Extracted information:
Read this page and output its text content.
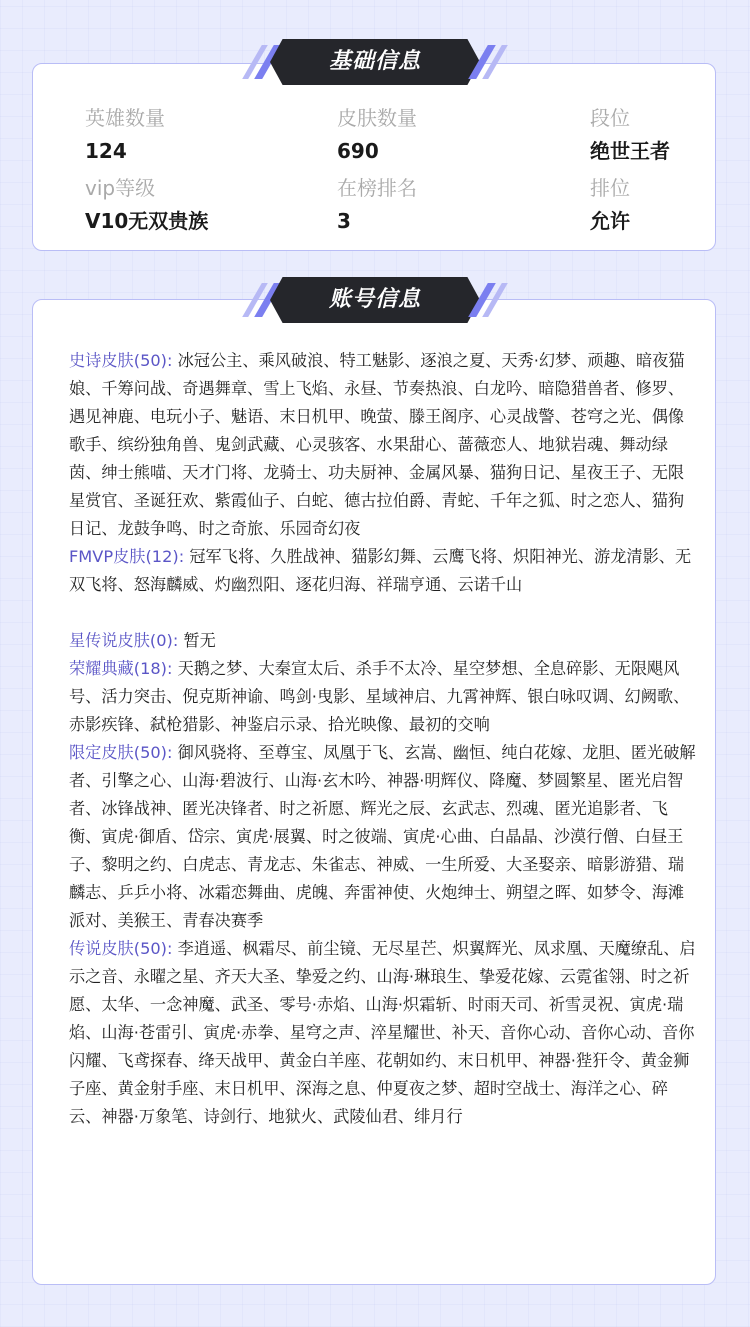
英雄数量
124
皮肤数量
690
段位
绝世王者
vip等级
V10无双贵族
在榜排名
3
排位
允许
基础信息

史诗皮肤(50): 冰冠公主、乘风破浪、特工魅影、逐浪之夏、天秀·幻梦、顽趣、暗夜猫娘、千筹问战、奇遇舞章、雪上飞焰、永昼、节奏热浪、白龙吟、暗隐猎兽者、修罗、遇见神鹿、电玩小子、魅语、末日机甲、晚萤、滕王阁序、心灵战警、苍穹之光、偶像歌手、缤纷独角兽、鬼剑武藏、心灵骇客、水果甜心、蔷薇恋人、地狱岩魂、舞动绿茵、绅士熊喵、天才门将、龙骑士、功夫厨神、金属风暴、猫狗日记、星夜王子、无限星赏官、圣诞狂欢、紫霞仙子、白蛇、德古拉伯爵、青蛇、千年之狐、时之恋人、猫狗日记、龙鼓争鸣、时之奇旅、乐园奇幻夜

FMVP皮肤(12): 冠军飞将、久胜战神、猫影幻舞、云鹰飞将、炽阳神光、游龙清影、无双飞将、怒海麟威、灼幽烈阳、逐花归海、祥瑞亨通、云诺千山

星传说皮肤(0): 暂无

荣耀典藏(18): 天鹅之梦、大秦宣太后、杀手不太冷、星空梦想、全息碎影、无限飓风号、活力突击、倪克斯神谕、鸣剑·曳影、星域神启、九霄神辉、银白咏叹调、幻阙歌、赤影疾锋、弑枪猎影、神鉴启示录、拾光映像、最初的交响

限定皮肤(50): 御风骁将、至尊宝、凤凰于飞、玄嵩、幽恒、纯白花嫁、龙胆、匿光破解者、引擎之心、山海·碧波行、山海·玄木吟、神器·明辉仪、降魔、梦圆繁星、匿光启智者、冰锋战神、匿光决锋者、时之祈愿、辉光之辰、玄武志、烈魂、匿光追影者、飞衡、寅虎·御盾、岱宗、寅虎·展翼、时之彼端、寅虎·心曲、白晶晶、沙漠行僧、白昼王子、黎明之约、白虎志、青龙志、朱雀志、神威、一生所爱、大圣娶亲、暗影游猎、瑞麟志、乒乒小将、冰霜恋舞曲、虎魄、奔雷神使、火炮绅士、朔望之晖、如梦令、海滩派对、美猴王、青春决赛季

传说皮肤(50): 李逍遥、枫霜尽、前尘镜、无尽星芒、炽翼辉光、凤求凰、天魔缭乱、启示之音、永曜之星、齐天大圣、挚爱之约、山海·琳琅生、挚爱花嫁、云霓雀翎、时之祈愿、太华、一念神魔、武圣、零号·赤焰、山海·炽霜斩、时雨天司、祈雪灵祝、寅虎·瑞焰、山海·苍雷引、寅虎·赤拳、星穹之声、淬星耀世、补天、音你心动、音你心动、音你闪耀、飞鸢探春、绛天战甲、黄金白羊座、花朝如约、末日机甲、神器·狴犴令、黄金狮子座、黄金射手座、末日机甲、深海之息、仲夏夜之梦、超时空战士、海洋之心、碎云、神器·万象笔、诗剑行、地狱火、武陵仙君、绯月行

账号信息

Written exercise:
Write every record out again exactly; no pictures belong in the copy.

The response:
Read this page and output its text content.
英雄数量
124
皮肤数量
690
段位
绝世王者
vip等级
V10无双贵族
在榜排名
3
排位
允许
基础信息

史诗皮肤(50): 冰冠公主、乘风破浪、特工魅影、逐浪之夏、天秀·幻梦、顽趣、暗夜猫娘、千筹问战、奇遇舞章、雪上飞焰、永昼、节奏热浪、白龙吟、暗隐猎兽者、修罗、遇见神鹿、电玩小子、魅语、末日机甲、晚萤、滕王阁序、心灵战警、苍穹之光、偶像歌手、缤纷独角兽、鬼剑武藏、心灵骇客、水果甜心、蔷薇恋人、地狱岩魂、舞动绿茵、绅士熊喵、天才门将、龙骑士、功夫厨神、金属风暴、猫狗日记、星夜王子、无限星赏官、圣诞狂欢、紫霞仙子、白蛇、德古拉伯爵、青蛇、千年之狐、时之恋人、猫狗日记、龙鼓争鸣、时之奇旅、乐园奇幻夜

FMVP皮肤(12): 冠军飞将、久胜战神、猫影幻舞、云鹰飞将、炽阳神光、游龙清影、无双飞将、怒海麟威、灼幽烈阳、逐花归海、祥瑞亨通、云诺千山

星传说皮肤(0): 暂无

荣耀典藏(18): 天鹅之梦、大秦宣太后、杀手不太冷、星空梦想、全息碎影、无限飓风号、活力突击、倪克斯神谕、鸣剑·曳影、星域神启、九霄神辉、银白咏叹调、幻阙歌、赤影疾锋、弑枪猎影、神鉴启示录、拾光映像、最初的交响

限定皮肤(50): 御风骁将、至尊宝、凤凰于飞、玄嵩、幽恒、纯白花嫁、龙胆、匿光破解者、引擎之心、山海·碧波行、山海·玄木吟、神器·明辉仪、降魔、梦圆繁星、匿光启智者、冰锋战神、匿光决锋者、时之祈愿、辉光之辰、玄武志、烈魂、匿光追影者、飞衡、寅虎·御盾、岱宗、寅虎·展翼、时之彼端、寅虎·心曲、白晶晶、沙漠行僧、白昼王子、黎明之约、白虎志、青龙志、朱雀志、神威、一生所爱、大圣娶亲、暗影游猎、瑞麟志、乒乒小将、冰霜恋舞曲、虎魄、奔雷神使、火炮绅士、朔望之晖、如梦令、海滩派对、美猴王、青春决赛季

传说皮肤(50): 李逍遥、枫霜尽、前尘镜、无尽星芒、炽翼辉光、凤求凰、天魔缭乱、启示之音、永曜之星、齐天大圣、挚爱之约、山海·琳琅生、挚爱花嫁、云霓雀翎、时之祈愿、太华、一念神魔、武圣、零号·赤焰、山海·炽霜斩、时雨天司、祈雪灵祝、寅虎·瑞焰、山海·苍雷引、寅虎·赤拳、星穹之声、淬星耀世、补天、音你心动、音你心动、音你闪耀、飞鸢探春、绛天战甲、黄金白羊座、花朝如约、末日机甲、神器·狴犴令、黄金狮子座、黄金射手座、末日机甲、深海之息、仲夏夜之梦、超时空战士、海洋之心、碎云、神器·万象笔、诗剑行、地狱火、武陵仙君、绯月行

账号信息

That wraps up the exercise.